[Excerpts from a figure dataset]
======

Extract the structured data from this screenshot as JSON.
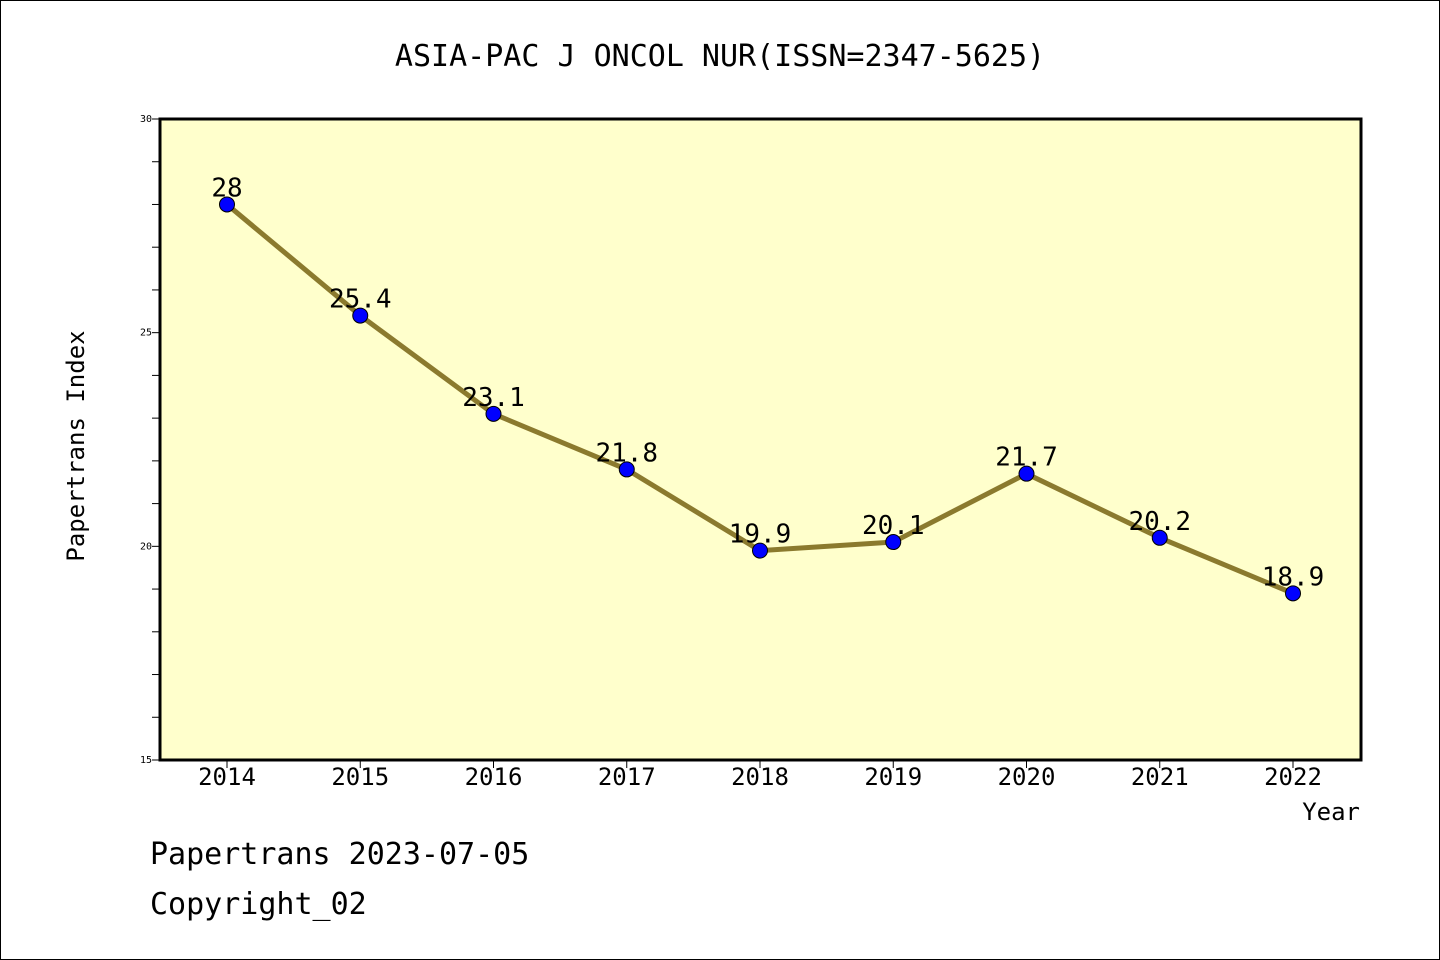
{
  "chart_data": {
    "type": "line",
    "title": "ASIA-PAC J ONCOL NUR(ISSN=2347-5625)",
    "xlabel": "Year",
    "ylabel": "Papertrans Index",
    "categories": [
      "2014",
      "2015",
      "2016",
      "2017",
      "2018",
      "2019",
      "2020",
      "2021",
      "2022"
    ],
    "series": [
      {
        "values": [
          28,
          25.4,
          23.1,
          21.8,
          19.9,
          20.1,
          21.7,
          20.2,
          18.9
        ],
        "data_labels": [
          "28",
          "25.4",
          "23.1",
          "21.8",
          "19.9",
          "20.1",
          "21.7",
          "20.2",
          "18.9"
        ]
      }
    ],
    "ylim": [
      15,
      30
    ],
    "yticks": [
      "15",
      "20",
      "25",
      "30"
    ],
    "grid": false,
    "colors": {
      "plot_background": "#ffffcc",
      "line": "#8b7a2e",
      "marker": "#0000ff"
    }
  },
  "footer": {
    "line1": "Papertrans 2023-07-05",
    "line2": "Copyright_02"
  }
}
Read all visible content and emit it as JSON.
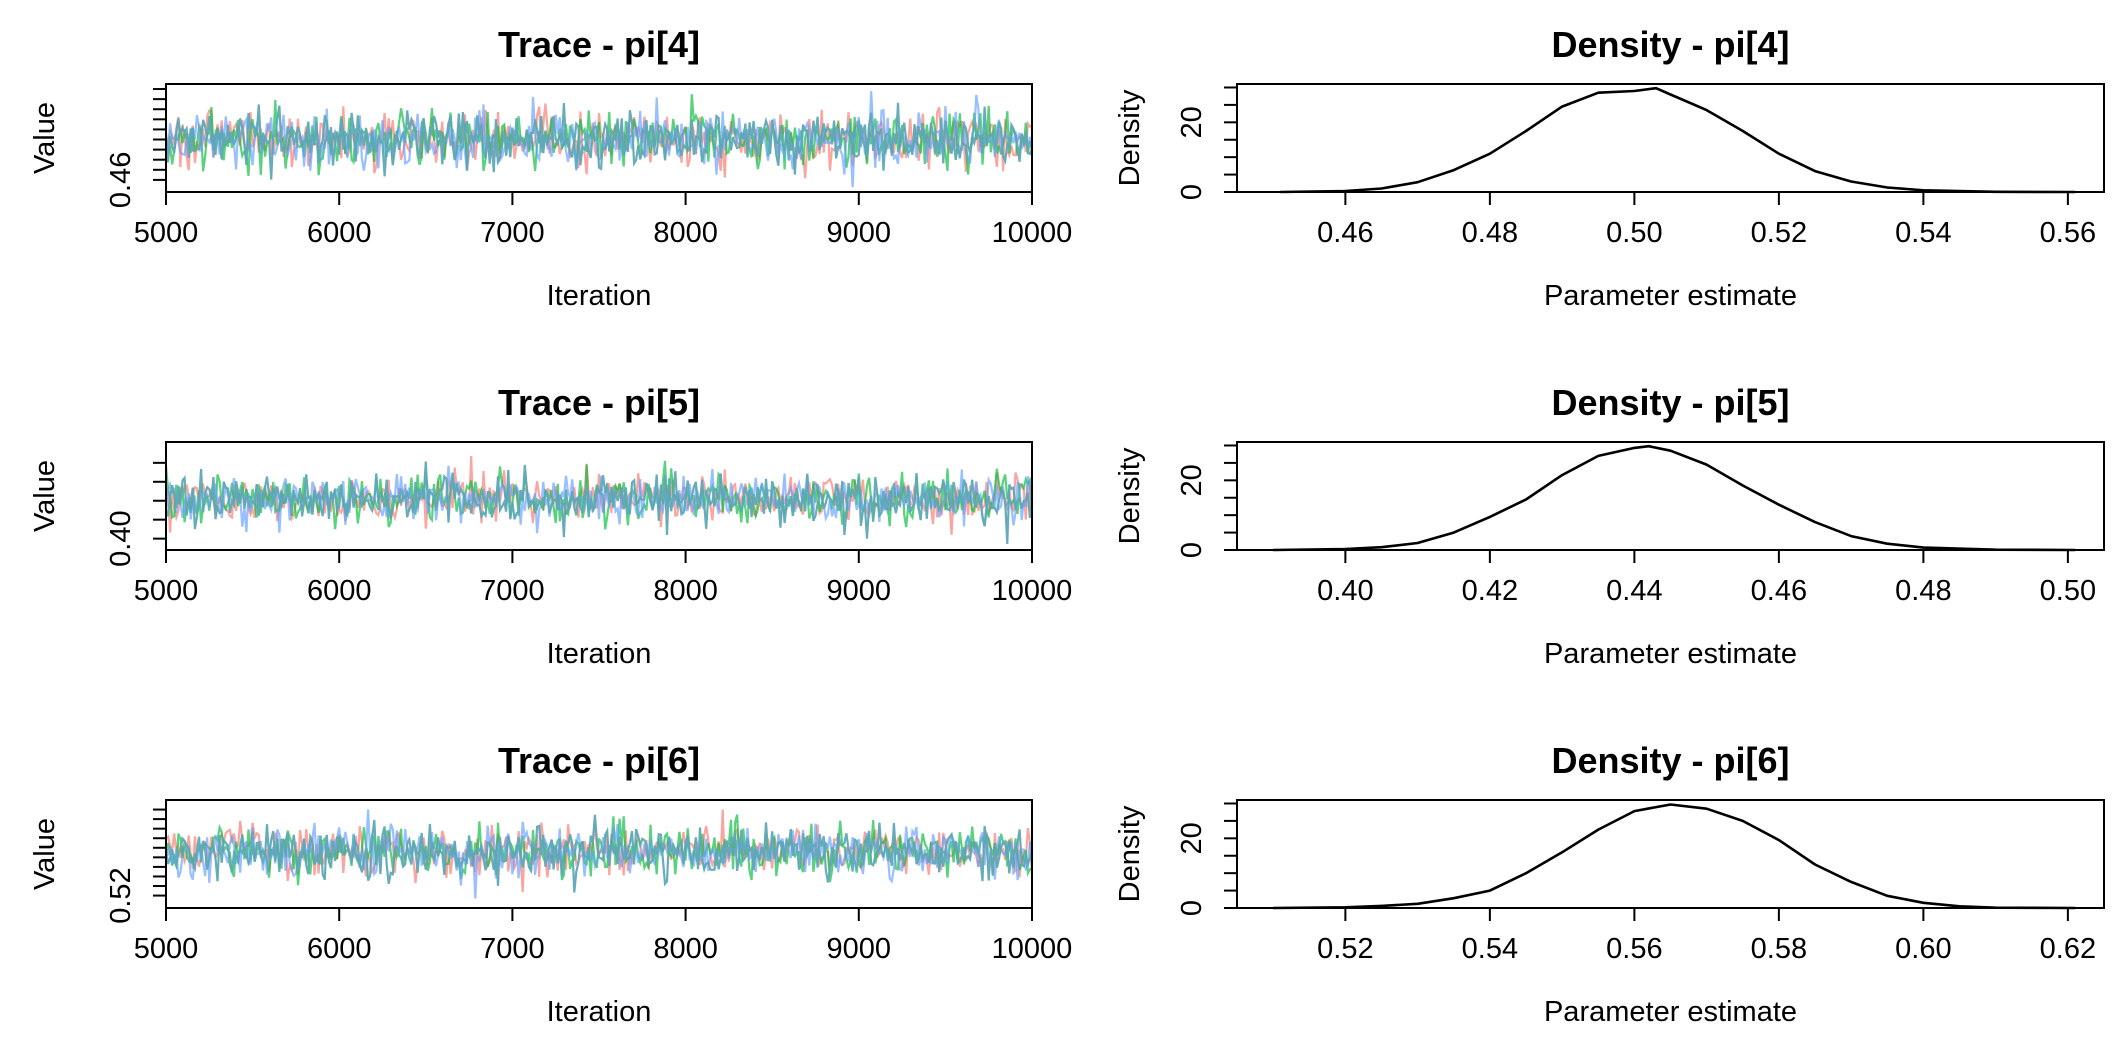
{
  "chart_data": [
    {
      "type": "line",
      "title": "Trace - pi[4]",
      "xlabel": "Iteration",
      "ylabel": "Value",
      "xlim": [
        5000,
        10000
      ],
      "ylim": [
        0.448,
        0.555
      ],
      "x_ticks": [
        5000,
        6000,
        7000,
        8000,
        9000,
        10000
      ],
      "x_tick_labels": [
        "5000",
        "6000",
        "7000",
        "8000",
        "9000",
        "10000"
      ],
      "y_ticks": [
        0.46,
        0.47,
        0.48,
        0.49,
        0.5,
        0.51,
        0.52,
        0.53,
        0.54,
        0.55
      ],
      "y_tick_labels": [
        "0.46"
      ],
      "chain_mean": 0.5,
      "chain_sd": 0.014,
      "series": [
        {
          "color": "#F8766D"
        },
        {
          "color": "#00BA38"
        },
        {
          "color": "#619CFF"
        },
        {
          "color": "#5FA8B5"
        }
      ]
    },
    {
      "type": "area",
      "title": "Density - pi[4]",
      "xlabel": "Parameter estimate",
      "ylabel": "Density",
      "xlim": [
        0.445,
        0.565
      ],
      "ylim": [
        0,
        31
      ],
      "x_ticks": [
        0.46,
        0.48,
        0.5,
        0.52,
        0.54,
        0.56
      ],
      "x_tick_labels": [
        "0.46",
        "0.48",
        "0.50",
        "0.52",
        "0.54",
        "0.56"
      ],
      "y_ticks": [
        0,
        5,
        10,
        15,
        20,
        25,
        30
      ],
      "y_tick_labels": [
        "0",
        "20"
      ],
      "x": [
        0.451,
        0.46,
        0.465,
        0.47,
        0.475,
        0.48,
        0.485,
        0.49,
        0.495,
        0.5,
        0.503,
        0.505,
        0.51,
        0.515,
        0.52,
        0.525,
        0.53,
        0.535,
        0.54,
        0.55,
        0.561
      ],
      "y": [
        0.0,
        0.3,
        1.0,
        2.8,
        6.3,
        11.0,
        17.5,
        24.5,
        28.5,
        29.0,
        29.8,
        28.0,
        23.5,
        17.5,
        11.0,
        6.0,
        3.0,
        1.3,
        0.5,
        0.05,
        0.0
      ]
    },
    {
      "type": "line",
      "title": "Trace - pi[5]",
      "xlabel": "Iteration",
      "ylabel": "Value",
      "xlim": [
        5000,
        10000
      ],
      "ylim": [
        0.388,
        0.502
      ],
      "x_ticks": [
        5000,
        6000,
        7000,
        8000,
        9000,
        10000
      ],
      "x_tick_labels": [
        "5000",
        "6000",
        "7000",
        "8000",
        "9000",
        "10000"
      ],
      "y_ticks": [
        0.4,
        0.42,
        0.44,
        0.46,
        0.48
      ],
      "y_tick_labels": [
        "0.40"
      ],
      "chain_mean": 0.442,
      "chain_sd": 0.0125,
      "series": [
        {
          "color": "#F8766D"
        },
        {
          "color": "#00BA38"
        },
        {
          "color": "#619CFF"
        },
        {
          "color": "#5FA8B5"
        }
      ]
    },
    {
      "type": "area",
      "title": "Density - pi[5]",
      "xlabel": "Parameter estimate",
      "ylabel": "Density",
      "xlim": [
        0.385,
        0.505
      ],
      "ylim": [
        0,
        31
      ],
      "x_ticks": [
        0.4,
        0.42,
        0.44,
        0.46,
        0.48,
        0.5
      ],
      "x_tick_labels": [
        "0.40",
        "0.42",
        "0.44",
        "0.46",
        "0.48",
        "0.50"
      ],
      "y_ticks": [
        0,
        5,
        10,
        15,
        20,
        25,
        30
      ],
      "y_tick_labels": [
        "0",
        "20"
      ],
      "x": [
        0.39,
        0.4,
        0.405,
        0.41,
        0.415,
        0.42,
        0.425,
        0.43,
        0.435,
        0.44,
        0.442,
        0.445,
        0.45,
        0.455,
        0.46,
        0.465,
        0.47,
        0.475,
        0.48,
        0.49,
        0.501
      ],
      "y": [
        0.0,
        0.3,
        0.8,
        2.0,
        5.0,
        9.5,
        14.5,
        21.5,
        27.0,
        29.3,
        29.8,
        28.5,
        24.5,
        18.5,
        13.0,
        8.0,
        4.0,
        1.8,
        0.7,
        0.1,
        0.0
      ]
    },
    {
      "type": "line",
      "title": "Trace - pi[6]",
      "xlabel": "Iteration",
      "ylabel": "Value",
      "xlim": [
        5000,
        10000
      ],
      "ylim": [
        0.507,
        0.62
      ],
      "x_ticks": [
        5000,
        6000,
        7000,
        8000,
        9000,
        10000
      ],
      "x_tick_labels": [
        "5000",
        "6000",
        "7000",
        "8000",
        "9000",
        "10000"
      ],
      "y_ticks": [
        0.52,
        0.53,
        0.54,
        0.55,
        0.56,
        0.57,
        0.58,
        0.59,
        0.6,
        0.61
      ],
      "y_tick_labels": [
        "0.52"
      ],
      "chain_mean": 0.566,
      "chain_sd": 0.0135,
      "series": [
        {
          "color": "#F8766D"
        },
        {
          "color": "#00BA38"
        },
        {
          "color": "#619CFF"
        },
        {
          "color": "#5FA8B5"
        }
      ]
    },
    {
      "type": "area",
      "title": "Density - pi[6]",
      "xlabel": "Parameter estimate",
      "ylabel": "Density",
      "xlim": [
        0.505,
        0.625
      ],
      "ylim": [
        0,
        31
      ],
      "x_ticks": [
        0.52,
        0.54,
        0.56,
        0.58,
        0.6,
        0.62
      ],
      "x_tick_labels": [
        "0.52",
        "0.54",
        "0.56",
        "0.58",
        "0.60",
        "0.62"
      ],
      "y_ticks": [
        0,
        5,
        10,
        15,
        20,
        25,
        30
      ],
      "y_tick_labels": [
        "0",
        "20"
      ],
      "x": [
        0.51,
        0.52,
        0.525,
        0.53,
        0.535,
        0.54,
        0.545,
        0.55,
        0.555,
        0.56,
        0.565,
        0.57,
        0.575,
        0.58,
        0.585,
        0.59,
        0.595,
        0.6,
        0.605,
        0.61,
        0.621
      ],
      "y": [
        0.0,
        0.2,
        0.6,
        1.2,
        2.8,
        5.0,
        10.0,
        16.0,
        22.5,
        27.8,
        29.7,
        28.5,
        25.0,
        19.5,
        12.5,
        7.5,
        3.5,
        1.5,
        0.5,
        0.1,
        0.0
      ]
    }
  ]
}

======

## WHAT THE TASK ASKS
Can you repeat every record above exactly, apart from the pictures?

## RESPONSE TO THE EXERCISE
Extract the structured data from this screenshot as JSON.
{
  "chart_data": {
    "type": "line",
    "title": "ASIA-PAC J ONCOL NUR(ISSN=2347-5625)",
    "xlabel": "Year",
    "ylabel": "Papertrans Index",
    "categories": [
      "2014",
      "2015",
      "2016",
      "2017",
      "2018",
      "2019",
      "2020",
      "2021",
      "2022"
    ],
    "series": [
      {
        "values": [
          28,
          25.4,
          23.1,
          21.8,
          19.9,
          20.1,
          21.7,
          20.2,
          18.9
        ],
        "data_labels": [
          "28",
          "25.4",
          "23.1",
          "21.8",
          "19.9",
          "20.1",
          "21.7",
          "20.2",
          "18.9"
        ]
      }
    ],
    "ylim": [
      15,
      30
    ],
    "yticks": [
      "15",
      "20",
      "25",
      "30"
    ],
    "grid": false,
    "colors": {
      "plot_background": "#ffffcc",
      "line": "#8b7a2e",
      "marker": "#0000ff"
    }
  },
  "footer": {
    "line1": "Papertrans 2023-07-05",
    "line2": "Copyright_02"
  }
}
Read all visible content and emit it as JSON.
{
  "chart_data": [
    {
      "type": "line",
      "title": "Trace - pi[4]",
      "xlabel": "Iteration",
      "ylabel": "Value",
      "xlim": [
        5000,
        10000
      ],
      "ylim": [
        0.448,
        0.555
      ],
      "x_ticks": [
        5000,
        6000,
        7000,
        8000,
        9000,
        10000
      ],
      "x_tick_labels": [
        "5000",
        "6000",
        "7000",
        "8000",
        "9000",
        "10000"
      ],
      "y_ticks": [
        0.46,
        0.47,
        0.48,
        0.49,
        0.5,
        0.51,
        0.52,
        0.53,
        0.54,
        0.55
      ],
      "y_tick_labels": [
        "0.46"
      ],
      "chain_mean": 0.5,
      "chain_sd": 0.014,
      "series": [
        {
          "color": "#F8766D"
        },
        {
          "color": "#00BA38"
        },
        {
          "color": "#619CFF"
        },
        {
          "color": "#5FA8B5"
        }
      ]
    },
    {
      "type": "area",
      "title": "Density - pi[4]",
      "xlabel": "Parameter estimate",
      "ylabel": "Density",
      "xlim": [
        0.445,
        0.565
      ],
      "ylim": [
        0,
        31
      ],
      "x_ticks": [
        0.46,
        0.48,
        0.5,
        0.52,
        0.54,
        0.56
      ],
      "x_tick_labels": [
        "0.46",
        "0.48",
        "0.50",
        "0.52",
        "0.54",
        "0.56"
      ],
      "y_ticks": [
        0,
        5,
        10,
        15,
        20,
        25,
        30
      ],
      "y_tick_labels": [
        "0",
        "20"
      ],
      "x": [
        0.451,
        0.46,
        0.465,
        0.47,
        0.475,
        0.48,
        0.485,
        0.49,
        0.495,
        0.5,
        0.503,
        0.505,
        0.51,
        0.515,
        0.52,
        0.525,
        0.53,
        0.535,
        0.54,
        0.55,
        0.561
      ],
      "y": [
        0.0,
        0.3,
        1.0,
        2.8,
        6.3,
        11.0,
        17.5,
        24.5,
        28.5,
        29.0,
        29.8,
        28.0,
        23.5,
        17.5,
        11.0,
        6.0,
        3.0,
        1.3,
        0.5,
        0.05,
        0.0
      ]
    },
    {
      "type": "line",
      "title": "Trace - pi[5]",
      "xlabel": "Iteration",
      "ylabel": "Value",
      "xlim": [
        5000,
        10000
      ],
      "ylim": [
        0.388,
        0.502
      ],
      "x_ticks": [
        5000,
        6000,
        7000,
        8000,
        9000,
        10000
      ],
      "x_tick_labels": [
        "5000",
        "6000",
        "7000",
        "8000",
        "9000",
        "10000"
      ],
      "y_ticks": [
        0.4,
        0.42,
        0.44,
        0.46,
        0.48
      ],
      "y_tick_labels": [
        "0.40"
      ],
      "chain_mean": 0.442,
      "chain_sd": 0.0125,
      "series": [
        {
          "color": "#F8766D"
        },
        {
          "color": "#00BA38"
        },
        {
          "color": "#619CFF"
        },
        {
          "color": "#5FA8B5"
        }
      ]
    },
    {
      "type": "area",
      "title": "Density - pi[5]",
      "xlabel": "Parameter estimate",
      "ylabel": "Density",
      "xlim": [
        0.385,
        0.505
      ],
      "ylim": [
        0,
        31
      ],
      "x_ticks": [
        0.4,
        0.42,
        0.44,
        0.46,
        0.48,
        0.5
      ],
      "x_tick_labels": [
        "0.40",
        "0.42",
        "0.44",
        "0.46",
        "0.48",
        "0.50"
      ],
      "y_ticks": [
        0,
        5,
        10,
        15,
        20,
        25,
        30
      ],
      "y_tick_labels": [
        "0",
        "20"
      ],
      "x": [
        0.39,
        0.4,
        0.405,
        0.41,
        0.415,
        0.42,
        0.425,
        0.43,
        0.435,
        0.44,
        0.442,
        0.445,
        0.45,
        0.455,
        0.46,
        0.465,
        0.47,
        0.475,
        0.48,
        0.49,
        0.501
      ],
      "y": [
        0.0,
        0.3,
        0.8,
        2.0,
        5.0,
        9.5,
        14.5,
        21.5,
        27.0,
        29.3,
        29.8,
        28.5,
        24.5,
        18.5,
        13.0,
        8.0,
        4.0,
        1.8,
        0.7,
        0.1,
        0.0
      ]
    },
    {
      "type": "line",
      "title": "Trace - pi[6]",
      "xlabel": "Iteration",
      "ylabel": "Value",
      "xlim": [
        5000,
        10000
      ],
      "ylim": [
        0.507,
        0.62
      ],
      "x_ticks": [
        5000,
        6000,
        7000,
        8000,
        9000,
        10000
      ],
      "x_tick_labels": [
        "5000",
        "6000",
        "7000",
        "8000",
        "9000",
        "10000"
      ],
      "y_ticks": [
        0.52,
        0.53,
        0.54,
        0.55,
        0.56,
        0.57,
        0.58,
        0.59,
        0.6,
        0.61
      ],
      "y_tick_labels": [
        "0.52"
      ],
      "chain_mean": 0.566,
      "chain_sd": 0.0135,
      "series": [
        {
          "color": "#F8766D"
        },
        {
          "color": "#00BA38"
        },
        {
          "color": "#619CFF"
        },
        {
          "color": "#5FA8B5"
        }
      ]
    },
    {
      "type": "area",
      "title": "Density - pi[6]",
      "xlabel": "Parameter estimate",
      "ylabel": "Density",
      "xlim": [
        0.505,
        0.625
      ],
      "ylim": [
        0,
        31
      ],
      "x_ticks": [
        0.52,
        0.54,
        0.56,
        0.58,
        0.6,
        0.62
      ],
      "x_tick_labels": [
        "0.52",
        "0.54",
        "0.56",
        "0.58",
        "0.60",
        "0.62"
      ],
      "y_ticks": [
        0,
        5,
        10,
        15,
        20,
        25,
        30
      ],
      "y_tick_labels": [
        "0",
        "20"
      ],
      "x": [
        0.51,
        0.52,
        0.525,
        0.53,
        0.535,
        0.54,
        0.545,
        0.55,
        0.555,
        0.56,
        0.565,
        0.57,
        0.575,
        0.58,
        0.585,
        0.59,
        0.595,
        0.6,
        0.605,
        0.61,
        0.621
      ],
      "y": [
        0.0,
        0.2,
        0.6,
        1.2,
        2.8,
        5.0,
        10.0,
        16.0,
        22.5,
        27.8,
        29.7,
        28.5,
        25.0,
        19.5,
        12.5,
        7.5,
        3.5,
        1.5,
        0.5,
        0.1,
        0.0
      ]
    }
  ]
}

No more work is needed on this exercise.